## GOAL
Skip the pictures and repeat each line of the data exactly.

-- start --

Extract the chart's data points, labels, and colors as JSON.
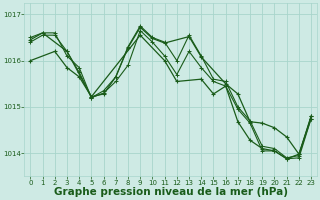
{
  "background_color": "#ceeae4",
  "grid_color": "#a8d5cc",
  "line_color": "#1a5c1a",
  "xlabel": "Graphe pression niveau de la mer (hPa)",
  "xlabel_fontsize": 7.5,
  "ylim": [
    1013.5,
    1017.25
  ],
  "xlim": [
    -0.5,
    23.5
  ],
  "yticks": [
    1014,
    1015,
    1016,
    1017
  ],
  "xticks": [
    0,
    1,
    2,
    3,
    4,
    5,
    6,
    7,
    8,
    9,
    10,
    11,
    12,
    13,
    14,
    15,
    16,
    17,
    18,
    19,
    20,
    21,
    22,
    23
  ],
  "line1_x": [
    0,
    1,
    2,
    3,
    4,
    5,
    6,
    7,
    8,
    9,
    10,
    11,
    12,
    13,
    14,
    15,
    16,
    17,
    18,
    19,
    20,
    21,
    22,
    23
  ],
  "line1_y": [
    1016.5,
    1016.6,
    1016.6,
    1016.1,
    1015.85,
    1015.2,
    1015.35,
    1015.65,
    1016.3,
    1016.75,
    1016.5,
    1016.4,
    1016.0,
    1016.55,
    1016.1,
    1015.6,
    1015.55,
    1015.0,
    1014.7,
    1014.15,
    1014.1,
    1013.9,
    1013.95,
    1014.8
  ],
  "line2_x": [
    0,
    1,
    2,
    3,
    4,
    5,
    6,
    7,
    8,
    9,
    10,
    11,
    12,
    13,
    14,
    15,
    16,
    17,
    18,
    19,
    20,
    21,
    22,
    23
  ],
  "line2_y": [
    1016.4,
    1016.55,
    1016.55,
    1016.2,
    1015.75,
    1015.2,
    1015.3,
    1015.55,
    1015.9,
    1016.65,
    1016.4,
    1016.1,
    1015.7,
    1016.2,
    1015.85,
    1015.55,
    1015.45,
    1014.95,
    1014.65,
    1014.05,
    1014.05,
    1013.88,
    1013.9,
    1014.75
  ],
  "line3_x": [
    0,
    1,
    3,
    5,
    6,
    7,
    8,
    9,
    10,
    11,
    13,
    14,
    16,
    17,
    18,
    19,
    20,
    21,
    22,
    23
  ],
  "line3_y": [
    1016.45,
    1016.6,
    1016.2,
    1015.22,
    1015.28,
    1015.65,
    1016.28,
    1016.72,
    1016.48,
    1016.38,
    1016.52,
    1016.08,
    1015.5,
    1015.28,
    1014.68,
    1014.65,
    1014.55,
    1014.35,
    1013.98,
    1014.8
  ],
  "line4_x": [
    0,
    2,
    3,
    4,
    5,
    9,
    11,
    12,
    14,
    15,
    16,
    17,
    18,
    19,
    20,
    21,
    22,
    23
  ],
  "line4_y": [
    1016.0,
    1016.2,
    1015.85,
    1015.65,
    1015.22,
    1016.55,
    1016.0,
    1015.55,
    1015.6,
    1015.28,
    1015.45,
    1014.68,
    1014.28,
    1014.1,
    1014.05,
    1013.88,
    1013.98,
    1014.75
  ]
}
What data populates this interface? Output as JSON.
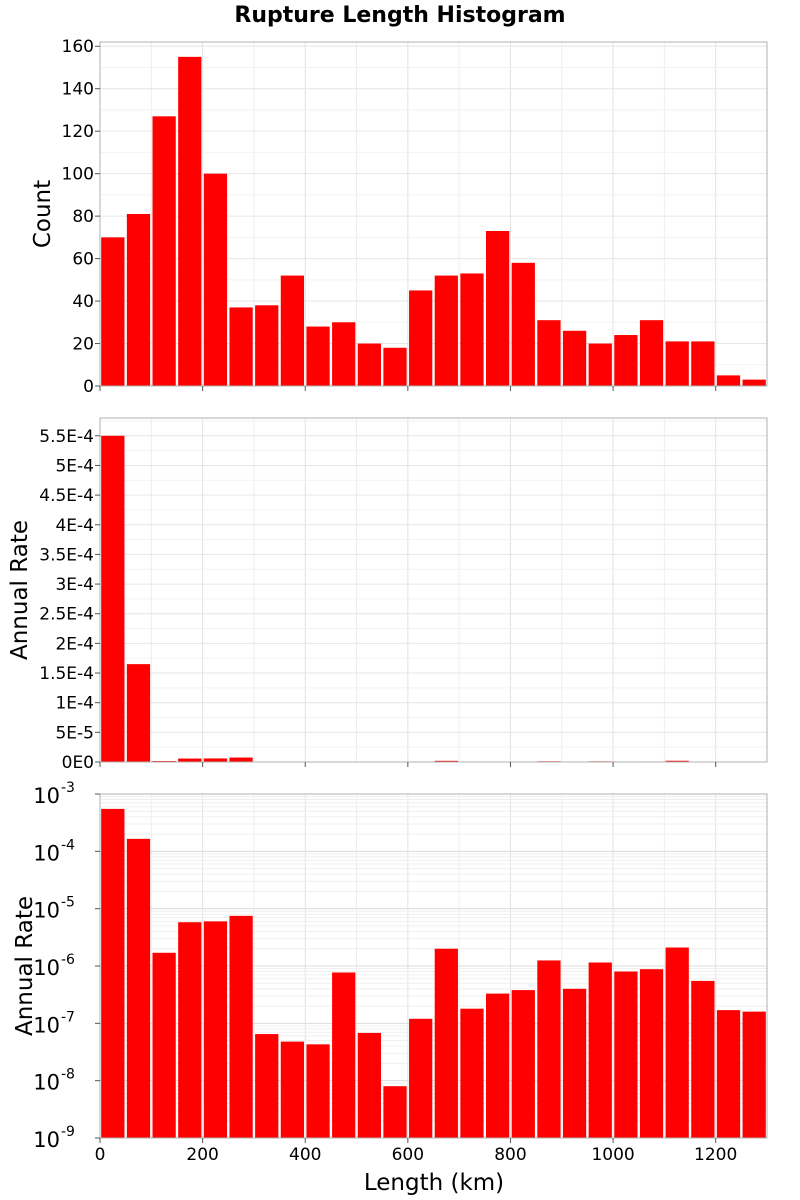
{
  "chart_data": {
    "title": "Rupture Length Histogram",
    "type": "bar",
    "xlabel": "Length (km)",
    "xlim": [
      0,
      1300
    ],
    "xticks": [
      "0",
      "200",
      "400",
      "600",
      "800",
      "1000",
      "1200"
    ],
    "bin_width": 50,
    "bin_centers": [
      25,
      75,
      125,
      175,
      225,
      275,
      325,
      375,
      425,
      475,
      525,
      575,
      625,
      675,
      725,
      775,
      825,
      875,
      925,
      975,
      1025,
      1075,
      1125,
      1175,
      1225,
      1275
    ],
    "bar_color": "#ff0000",
    "grid": true,
    "panels": [
      {
        "ylabel": "Count",
        "scale": "linear",
        "ylim": [
          0,
          162
        ],
        "yticks": [
          "0",
          "20",
          "40",
          "60",
          "80",
          "100",
          "120",
          "140",
          "160"
        ],
        "values": [
          70,
          81,
          127,
          155,
          100,
          37,
          38,
          52,
          28,
          30,
          20,
          18,
          45,
          52,
          53,
          73,
          58,
          31,
          26,
          20,
          24,
          31,
          21,
          21,
          5,
          3
        ]
      },
      {
        "ylabel": "Annual Rate",
        "scale": "linear",
        "ylim": [
          0,
          0.00058
        ],
        "yticks": [
          "0E0",
          "5E-5",
          "1E-4",
          "1.5E-4",
          "2E-4",
          "2.5E-4",
          "3E-4",
          "3.5E-4",
          "4E-4",
          "4.5E-4",
          "5E-4",
          "5.5E-4"
        ],
        "values": [
          0.00055,
          0.000165,
          1.7e-06,
          5.8e-06,
          6e-06,
          7.5e-06,
          6.5e-08,
          4.8e-08,
          4.3e-08,
          7.7e-07,
          6.8e-08,
          8e-09,
          1.2e-07,
          2e-06,
          1.8e-07,
          3.3e-07,
          3.8e-07,
          1.25e-06,
          4e-07,
          1.15e-06,
          8e-07,
          8.8e-07,
          2.1e-06,
          5.5e-07,
          1.7e-07,
          1.6e-07
        ]
      },
      {
        "ylabel": "Annual Rate",
        "scale": "log",
        "ylim": [
          1e-09,
          0.001
        ],
        "yticks_base": "10",
        "yticks_exp": [
          "-9",
          "-8",
          "-7",
          "-6",
          "-5",
          "-4",
          "-3"
        ],
        "values": [
          0.00055,
          0.000165,
          1.7e-06,
          5.8e-06,
          6e-06,
          7.5e-06,
          6.5e-08,
          4.8e-08,
          4.3e-08,
          7.7e-07,
          6.8e-08,
          8e-09,
          1.2e-07,
          2e-06,
          1.8e-07,
          3.3e-07,
          3.8e-07,
          1.25e-06,
          4e-07,
          1.15e-06,
          8e-07,
          8.8e-07,
          2.1e-06,
          5.5e-07,
          1.7e-07,
          1.6e-07
        ]
      }
    ]
  }
}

-- end --

## RESULT
Extract the chart's data points, labels, and colors as JSON.
{
  "background_color": "#ceeae4",
  "grid_color": "#a8d5cc",
  "line_color": "#1a5c1a",
  "xlabel": "Graphe pression niveau de la mer (hPa)",
  "xlabel_fontsize": 7.5,
  "ylim": [
    1013.5,
    1017.25
  ],
  "xlim": [
    -0.5,
    23.5
  ],
  "yticks": [
    1014,
    1015,
    1016,
    1017
  ],
  "xticks": [
    0,
    1,
    2,
    3,
    4,
    5,
    6,
    7,
    8,
    9,
    10,
    11,
    12,
    13,
    14,
    15,
    16,
    17,
    18,
    19,
    20,
    21,
    22,
    23
  ],
  "line1_x": [
    0,
    1,
    2,
    3,
    4,
    5,
    6,
    7,
    8,
    9,
    10,
    11,
    12,
    13,
    14,
    15,
    16,
    17,
    18,
    19,
    20,
    21,
    22,
    23
  ],
  "line1_y": [
    1016.5,
    1016.6,
    1016.6,
    1016.1,
    1015.85,
    1015.2,
    1015.35,
    1015.65,
    1016.3,
    1016.75,
    1016.5,
    1016.4,
    1016.0,
    1016.55,
    1016.1,
    1015.6,
    1015.55,
    1015.0,
    1014.7,
    1014.15,
    1014.1,
    1013.9,
    1013.95,
    1014.8
  ],
  "line2_x": [
    0,
    1,
    2,
    3,
    4,
    5,
    6,
    7,
    8,
    9,
    10,
    11,
    12,
    13,
    14,
    15,
    16,
    17,
    18,
    19,
    20,
    21,
    22,
    23
  ],
  "line2_y": [
    1016.4,
    1016.55,
    1016.55,
    1016.2,
    1015.75,
    1015.2,
    1015.3,
    1015.55,
    1015.9,
    1016.65,
    1016.4,
    1016.1,
    1015.7,
    1016.2,
    1015.85,
    1015.55,
    1015.45,
    1014.95,
    1014.65,
    1014.05,
    1014.05,
    1013.88,
    1013.9,
    1014.75
  ],
  "line3_x": [
    0,
    1,
    3,
    5,
    6,
    7,
    8,
    9,
    10,
    11,
    13,
    14,
    16,
    17,
    18,
    19,
    20,
    21,
    22,
    23
  ],
  "line3_y": [
    1016.45,
    1016.6,
    1016.2,
    1015.22,
    1015.28,
    1015.65,
    1016.28,
    1016.72,
    1016.48,
    1016.38,
    1016.52,
    1016.08,
    1015.5,
    1015.28,
    1014.68,
    1014.65,
    1014.55,
    1014.35,
    1013.98,
    1014.8
  ],
  "line4_x": [
    0,
    2,
    3,
    4,
    5,
    9,
    11,
    12,
    14,
    15,
    16,
    17,
    18,
    19,
    20,
    21,
    22,
    23
  ],
  "line4_y": [
    1016.0,
    1016.2,
    1015.85,
    1015.65,
    1015.22,
    1016.55,
    1016.0,
    1015.55,
    1015.6,
    1015.28,
    1015.45,
    1014.68,
    1014.28,
    1014.1,
    1014.05,
    1013.88,
    1013.98,
    1014.75
  ]
}
What data populates this interface? Output as JSON.
{
  "chart_data": {
    "title": "Rupture Length Histogram",
    "type": "bar",
    "xlabel": "Length (km)",
    "xlim": [
      0,
      1300
    ],
    "xticks": [
      "0",
      "200",
      "400",
      "600",
      "800",
      "1000",
      "1200"
    ],
    "bin_width": 50,
    "bin_centers": [
      25,
      75,
      125,
      175,
      225,
      275,
      325,
      375,
      425,
      475,
      525,
      575,
      625,
      675,
      725,
      775,
      825,
      875,
      925,
      975,
      1025,
      1075,
      1125,
      1175,
      1225,
      1275
    ],
    "bar_color": "#ff0000",
    "grid": true,
    "panels": [
      {
        "ylabel": "Count",
        "scale": "linear",
        "ylim": [
          0,
          162
        ],
        "yticks": [
          "0",
          "20",
          "40",
          "60",
          "80",
          "100",
          "120",
          "140",
          "160"
        ],
        "values": [
          70,
          81,
          127,
          155,
          100,
          37,
          38,
          52,
          28,
          30,
          20,
          18,
          45,
          52,
          53,
          73,
          58,
          31,
          26,
          20,
          24,
          31,
          21,
          21,
          5,
          3
        ]
      },
      {
        "ylabel": "Annual Rate",
        "scale": "linear",
        "ylim": [
          0,
          0.00058
        ],
        "yticks": [
          "0E0",
          "5E-5",
          "1E-4",
          "1.5E-4",
          "2E-4",
          "2.5E-4",
          "3E-4",
          "3.5E-4",
          "4E-4",
          "4.5E-4",
          "5E-4",
          "5.5E-4"
        ],
        "values": [
          0.00055,
          0.000165,
          1.7e-06,
          5.8e-06,
          6e-06,
          7.5e-06,
          6.5e-08,
          4.8e-08,
          4.3e-08,
          7.7e-07,
          6.8e-08,
          8e-09,
          1.2e-07,
          2e-06,
          1.8e-07,
          3.3e-07,
          3.8e-07,
          1.25e-06,
          4e-07,
          1.15e-06,
          8e-07,
          8.8e-07,
          2.1e-06,
          5.5e-07,
          1.7e-07,
          1.6e-07
        ]
      },
      {
        "ylabel": "Annual Rate",
        "scale": "log",
        "ylim": [
          1e-09,
          0.001
        ],
        "yticks_base": "10",
        "yticks_exp": [
          "-9",
          "-8",
          "-7",
          "-6",
          "-5",
          "-4",
          "-3"
        ],
        "values": [
          0.00055,
          0.000165,
          1.7e-06,
          5.8e-06,
          6e-06,
          7.5e-06,
          6.5e-08,
          4.8e-08,
          4.3e-08,
          7.7e-07,
          6.8e-08,
          8e-09,
          1.2e-07,
          2e-06,
          1.8e-07,
          3.3e-07,
          3.8e-07,
          1.25e-06,
          4e-07,
          1.15e-06,
          8e-07,
          8.8e-07,
          2.1e-06,
          5.5e-07,
          1.7e-07,
          1.6e-07
        ]
      }
    ]
  }
}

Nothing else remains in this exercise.